■ What you should do ■
Restate every entry word for word.

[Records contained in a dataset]
* * *
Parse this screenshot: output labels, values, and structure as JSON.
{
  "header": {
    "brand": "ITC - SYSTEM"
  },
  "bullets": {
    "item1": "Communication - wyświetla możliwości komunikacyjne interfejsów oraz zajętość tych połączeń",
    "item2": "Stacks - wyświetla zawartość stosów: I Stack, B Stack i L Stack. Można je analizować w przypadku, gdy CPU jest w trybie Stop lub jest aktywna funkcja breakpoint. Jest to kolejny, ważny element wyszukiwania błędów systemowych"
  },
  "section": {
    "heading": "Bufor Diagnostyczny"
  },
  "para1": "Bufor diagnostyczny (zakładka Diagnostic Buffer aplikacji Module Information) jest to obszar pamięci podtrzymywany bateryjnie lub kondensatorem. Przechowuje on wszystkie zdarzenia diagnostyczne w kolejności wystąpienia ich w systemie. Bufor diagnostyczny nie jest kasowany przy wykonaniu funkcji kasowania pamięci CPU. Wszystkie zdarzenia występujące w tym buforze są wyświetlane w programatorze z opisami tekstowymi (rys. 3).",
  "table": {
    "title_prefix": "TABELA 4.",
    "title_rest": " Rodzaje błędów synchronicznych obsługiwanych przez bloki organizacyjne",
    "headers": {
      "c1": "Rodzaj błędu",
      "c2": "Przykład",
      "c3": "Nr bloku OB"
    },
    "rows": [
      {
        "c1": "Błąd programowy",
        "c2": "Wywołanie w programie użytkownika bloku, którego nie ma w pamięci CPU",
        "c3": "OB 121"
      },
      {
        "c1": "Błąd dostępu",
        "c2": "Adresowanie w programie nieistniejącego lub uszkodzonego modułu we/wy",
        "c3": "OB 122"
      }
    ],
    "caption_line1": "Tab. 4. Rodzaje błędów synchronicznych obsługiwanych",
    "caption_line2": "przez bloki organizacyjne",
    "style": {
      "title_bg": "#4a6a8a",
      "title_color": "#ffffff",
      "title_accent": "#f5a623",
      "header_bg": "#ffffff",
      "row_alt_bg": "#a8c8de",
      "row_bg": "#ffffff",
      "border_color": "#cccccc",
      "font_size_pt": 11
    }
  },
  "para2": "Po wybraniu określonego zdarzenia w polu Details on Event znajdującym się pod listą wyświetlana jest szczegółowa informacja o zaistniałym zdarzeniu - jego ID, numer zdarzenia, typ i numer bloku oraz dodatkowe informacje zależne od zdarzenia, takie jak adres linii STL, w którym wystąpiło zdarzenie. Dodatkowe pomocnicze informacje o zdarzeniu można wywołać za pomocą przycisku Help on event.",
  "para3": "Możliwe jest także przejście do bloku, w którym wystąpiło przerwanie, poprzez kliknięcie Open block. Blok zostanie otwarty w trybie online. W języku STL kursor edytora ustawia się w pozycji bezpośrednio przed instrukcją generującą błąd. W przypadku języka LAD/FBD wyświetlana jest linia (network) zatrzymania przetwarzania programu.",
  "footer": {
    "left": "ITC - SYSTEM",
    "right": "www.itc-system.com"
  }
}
* * *
■ Output for this task ■
Parse this screenshot: output labels, values, and structure as JSON.
{
  "header": {
    "brand": "ITC - SYSTEM"
  },
  "bullets": {
    "item1": "Communication - wyświetla możliwości komunikacyjne interfejsów oraz zajętość tych połączeń",
    "item2": "Stacks - wyświetla zawartość stosów: I Stack, B Stack i L Stack. Można je analizować w przypadku, gdy CPU jest w trybie Stop lub jest aktywna funkcja breakpoint. Jest to kolejny, ważny element wyszukiwania błędów systemowych"
  },
  "section": {
    "heading": "Bufor Diagnostyczny"
  },
  "para1": "Bufor diagnostyczny (zakładka Diagnostic Buffer aplikacji Module Information) jest to obszar pamięci podtrzymywany bateryjnie lub kondensatorem. Przechowuje on wszystkie zdarzenia diagnostyczne w kolejności wystąpienia ich w systemie. Bufor diagnostyczny nie jest kasowany przy wykonaniu funkcji kasowania pamięci CPU. Wszystkie zdarzenia występujące w tym buforze są wyświetlane w programatorze z opisami tekstowymi (rys. 3).",
  "table": {
    "title_prefix": "TABELA 4.",
    "title_rest": " Rodzaje błędów synchronicznych obsługiwanych przez bloki organizacyjne",
    "headers": {
      "c1": "Rodzaj błędu",
      "c2": "Przykład",
      "c3": "Nr bloku OB"
    },
    "rows": [
      {
        "c1": "Błąd programowy",
        "c2": "Wywołanie w programie użytkownika bloku, którego nie ma w pamięci CPU",
        "c3": "OB 121"
      },
      {
        "c1": "Błąd dostępu",
        "c2": "Adresowanie w programie nieistniejącego lub uszkodzonego modułu we/wy",
        "c3": "OB 122"
      }
    ],
    "caption_line1": "Tab. 4. Rodzaje błędów synchronicznych obsługiwanych",
    "caption_line2": "przez bloki organizacyjne",
    "style": {
      "title_bg": "#4a6a8a",
      "title_color": "#ffffff",
      "title_accent": "#f5a623",
      "header_bg": "#ffffff",
      "row_alt_bg": "#a8c8de",
      "row_bg": "#ffffff",
      "border_color": "#cccccc",
      "font_size_pt": 11
    }
  },
  "para2": "Po wybraniu określonego zdarzenia w polu Details on Event znajdującym się pod listą wyświetlana jest szczegółowa informacja o zaistniałym zdarzeniu - jego ID, numer zdarzenia, typ i numer bloku oraz dodatkowe informacje zależne od zdarzenia, takie jak adres linii STL, w którym wystąpiło zdarzenie. Dodatkowe pomocnicze informacje o zdarzeniu można wywołać za pomocą przycisku Help on event.",
  "para3": "Możliwe jest także przejście do bloku, w którym wystąpiło przerwanie, poprzez kliknięcie Open block. Blok zostanie otwarty w trybie online. W języku STL kursor edytora ustawia się w pozycji bezpośrednio przed instrukcją generującą błąd. W przypadku języka LAD/FBD wyświetlana jest linia (network) zatrzymania przetwarzania programu.",
  "footer": {
    "left": "ITC - SYSTEM",
    "right": "www.itc-system.com"
  }
}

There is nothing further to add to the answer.